EXHIBIT 99.2


                       FIRST AMENDMENT TO
                       ------------------
              CREDIT AGREEMENT (364-DAY FACILITY)
              -----------------------------------


          THIS FIRST AMENDMENT TO CREDIT AGREEMENT (364-DAY
FACILITY) (this "First Amendment") is dated as of May 17, 1994
and is entered into by and among MATTEL, INC., a Delaware
corporation (the "Company"), THE FINANCIAL INSTITUTIONS LISTED ON
THE SIGNATURE PAGES HEREOF (the "Banks"), and BANK OF AMERICA
NATIONAL TRUST AND SAVINGS ASSOCIATION, as agent for the Banks
(the "Agent") and amends the Credit Agreement (364-Day Facility)
dated as of March 18, 1994 among the Company, the Banks and the
Agent (the "Agreement").

                            RECITAL
                            -------

          The Company has requested that the Banks and the Agent
amend the Agreement, and the Banks and Agent are willing to amend
the Agreement on the terms and conditions set forth herein.

          NOW, THEREFORE, the parties hereto agree as follows:

          1.   Terms.  All capitalized terms used herein have the
same meanings as in the Agreement unless otherwise defined
herein.  All references to the Agreement shall mean the Agreement
as hereby amended.


          2.   Amendments.  The parties hereto agree that the
Agreement is amended as follows:

          2.1  The definition of "Certificate of Deposit Rate"
within the definition of "CD Rate" in Section 1.1 of the
Agreement is amended by deleting "Reference Banks" on the next-to-
last line thereof and inserting "Agent" in lieu thereof.

          2.2  The proviso to Section 2.1 of the Agreement is
amended by amending and restating clause (ii) thereof in its
entirety as follows:

                    "(ii) if at any time between November 1 of
          each year and the Termination Date (the "Rating
          Period") the rating on the Company's long-term
          unsecured Indebtedness by any one of S&P, Moody's or
          Duff & Phelps is below investment grade, there shall be
          no Loans outstanding for 30 consecutive days during
          such Rating Period; provided, that if any of such
          ratings is first downgraded below investment grade
          within 30 consecutive days of the end of such Rating
          Period, there shall be no Loans outstanding from and
          after the


                               -1-

 
          date of such downgrade through and including
          the Termination Date, and in each case the Company
          shall prepay any outstanding Loans pursuant to Section
          2.6(b) to the extent required to not have any Loans
          outstanding during such period; and"

          2.3  Section 2.5 of the Agreement is amended and
restated in its entirety as follows:

                    "2.5 Termination or Reduction of Aggregate
          Loan Commitment.

_ _ _ _ _

= DIRECTIVE =
Condense the paragraph of the credit agreement amendment that begins "THIS FIRST AMENDMENT TO CREDIT AGREEMENT" into a short list of its main facts. The records come from a different source than the text above.

_ _ _ _ _

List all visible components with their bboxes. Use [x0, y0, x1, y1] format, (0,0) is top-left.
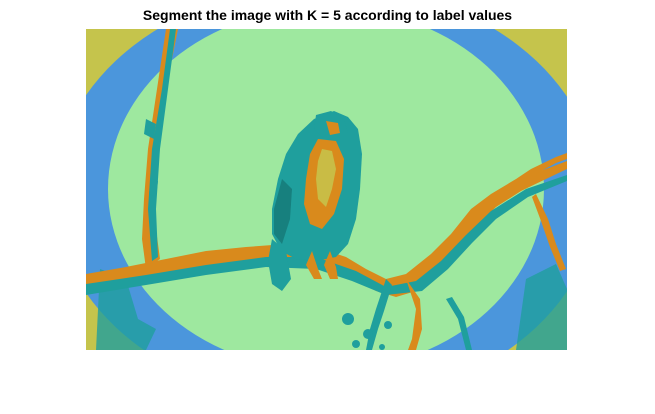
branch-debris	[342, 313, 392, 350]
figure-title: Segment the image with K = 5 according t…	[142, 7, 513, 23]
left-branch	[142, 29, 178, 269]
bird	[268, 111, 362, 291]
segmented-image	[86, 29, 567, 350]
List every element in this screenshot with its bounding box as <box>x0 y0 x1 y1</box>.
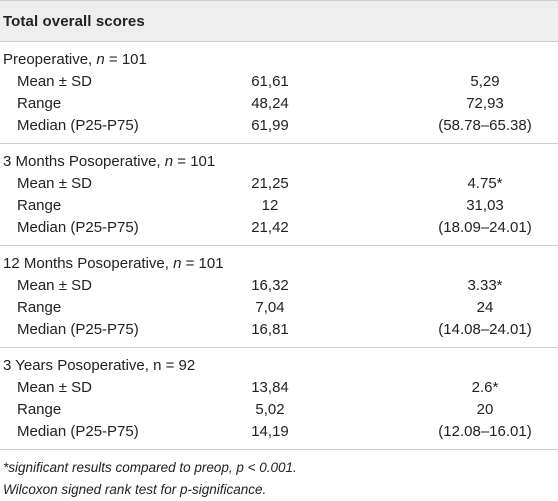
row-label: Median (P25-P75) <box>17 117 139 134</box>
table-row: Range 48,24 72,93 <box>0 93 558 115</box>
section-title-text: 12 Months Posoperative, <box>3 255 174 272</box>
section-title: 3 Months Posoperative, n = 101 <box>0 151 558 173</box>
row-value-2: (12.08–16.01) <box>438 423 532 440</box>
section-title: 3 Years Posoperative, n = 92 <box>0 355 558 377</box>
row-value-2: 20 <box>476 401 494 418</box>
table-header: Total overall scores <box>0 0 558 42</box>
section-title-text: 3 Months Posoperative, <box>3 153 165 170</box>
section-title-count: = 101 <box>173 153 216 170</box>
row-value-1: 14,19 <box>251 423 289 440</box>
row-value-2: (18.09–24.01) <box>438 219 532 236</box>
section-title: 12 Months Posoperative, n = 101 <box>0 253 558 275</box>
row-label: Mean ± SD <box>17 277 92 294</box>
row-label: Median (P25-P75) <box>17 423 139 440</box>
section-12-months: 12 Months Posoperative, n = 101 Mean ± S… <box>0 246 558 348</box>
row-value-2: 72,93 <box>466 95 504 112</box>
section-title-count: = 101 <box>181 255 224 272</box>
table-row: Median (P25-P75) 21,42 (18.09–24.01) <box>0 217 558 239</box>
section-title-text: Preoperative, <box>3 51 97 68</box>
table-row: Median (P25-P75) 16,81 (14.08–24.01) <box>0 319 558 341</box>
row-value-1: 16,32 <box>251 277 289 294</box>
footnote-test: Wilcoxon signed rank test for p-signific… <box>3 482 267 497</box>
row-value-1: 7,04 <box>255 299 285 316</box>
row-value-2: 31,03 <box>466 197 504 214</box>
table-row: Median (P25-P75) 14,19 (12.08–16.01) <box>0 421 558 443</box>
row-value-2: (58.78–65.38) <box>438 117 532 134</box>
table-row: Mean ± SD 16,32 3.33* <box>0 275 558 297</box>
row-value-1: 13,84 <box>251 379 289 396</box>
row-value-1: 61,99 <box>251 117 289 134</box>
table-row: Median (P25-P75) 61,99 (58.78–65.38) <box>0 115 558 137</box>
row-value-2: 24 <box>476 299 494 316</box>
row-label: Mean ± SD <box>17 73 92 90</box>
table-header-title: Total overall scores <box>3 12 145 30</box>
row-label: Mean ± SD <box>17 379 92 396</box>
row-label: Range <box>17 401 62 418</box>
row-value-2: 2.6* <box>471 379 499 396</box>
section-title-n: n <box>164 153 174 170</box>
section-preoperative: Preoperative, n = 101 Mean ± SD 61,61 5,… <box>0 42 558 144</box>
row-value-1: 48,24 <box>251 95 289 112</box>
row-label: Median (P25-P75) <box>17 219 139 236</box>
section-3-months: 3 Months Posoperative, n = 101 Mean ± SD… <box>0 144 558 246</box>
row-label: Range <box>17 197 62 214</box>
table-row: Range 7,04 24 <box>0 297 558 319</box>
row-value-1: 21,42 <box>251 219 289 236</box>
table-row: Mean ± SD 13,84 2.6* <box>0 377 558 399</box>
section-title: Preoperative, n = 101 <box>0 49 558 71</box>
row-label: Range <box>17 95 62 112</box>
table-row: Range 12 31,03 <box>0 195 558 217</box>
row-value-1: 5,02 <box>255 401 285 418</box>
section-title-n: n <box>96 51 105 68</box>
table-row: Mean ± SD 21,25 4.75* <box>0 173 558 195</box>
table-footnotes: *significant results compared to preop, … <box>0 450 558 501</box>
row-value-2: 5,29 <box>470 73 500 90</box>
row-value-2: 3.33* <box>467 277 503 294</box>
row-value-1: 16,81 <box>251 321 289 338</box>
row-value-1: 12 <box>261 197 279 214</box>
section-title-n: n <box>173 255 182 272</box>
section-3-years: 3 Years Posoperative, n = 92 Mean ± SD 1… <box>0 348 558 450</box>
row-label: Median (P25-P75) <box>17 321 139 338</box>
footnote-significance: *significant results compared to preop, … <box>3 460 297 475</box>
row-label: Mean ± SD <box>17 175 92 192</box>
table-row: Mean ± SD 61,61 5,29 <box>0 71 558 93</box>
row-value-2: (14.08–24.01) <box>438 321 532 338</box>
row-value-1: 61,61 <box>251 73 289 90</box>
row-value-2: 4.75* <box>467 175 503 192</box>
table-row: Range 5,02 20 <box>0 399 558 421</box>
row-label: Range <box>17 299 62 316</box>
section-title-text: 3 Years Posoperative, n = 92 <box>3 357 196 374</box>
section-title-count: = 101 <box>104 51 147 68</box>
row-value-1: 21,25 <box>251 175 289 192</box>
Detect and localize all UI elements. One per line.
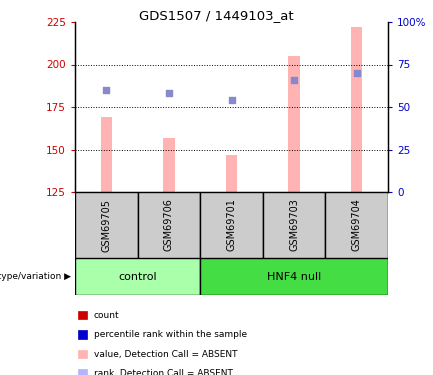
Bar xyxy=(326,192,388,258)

_ _ _ _ _

= RESULT =
- Document: First Amendment to the Credit Agreement (364-Day Facility), dated as of May 17, 1994
- Parties: Mattel, Inc., a Delaware corporation (the Company); the financial institutions listed on the signature pages (the Banks); Bank of America National Trust and Savings Association, as agent for the Banks (the Agent)
- Purpose: amends the Credit Agreement (364-Day Facility) dated as of March 18, 1994, among the Company, the Banks and the Agent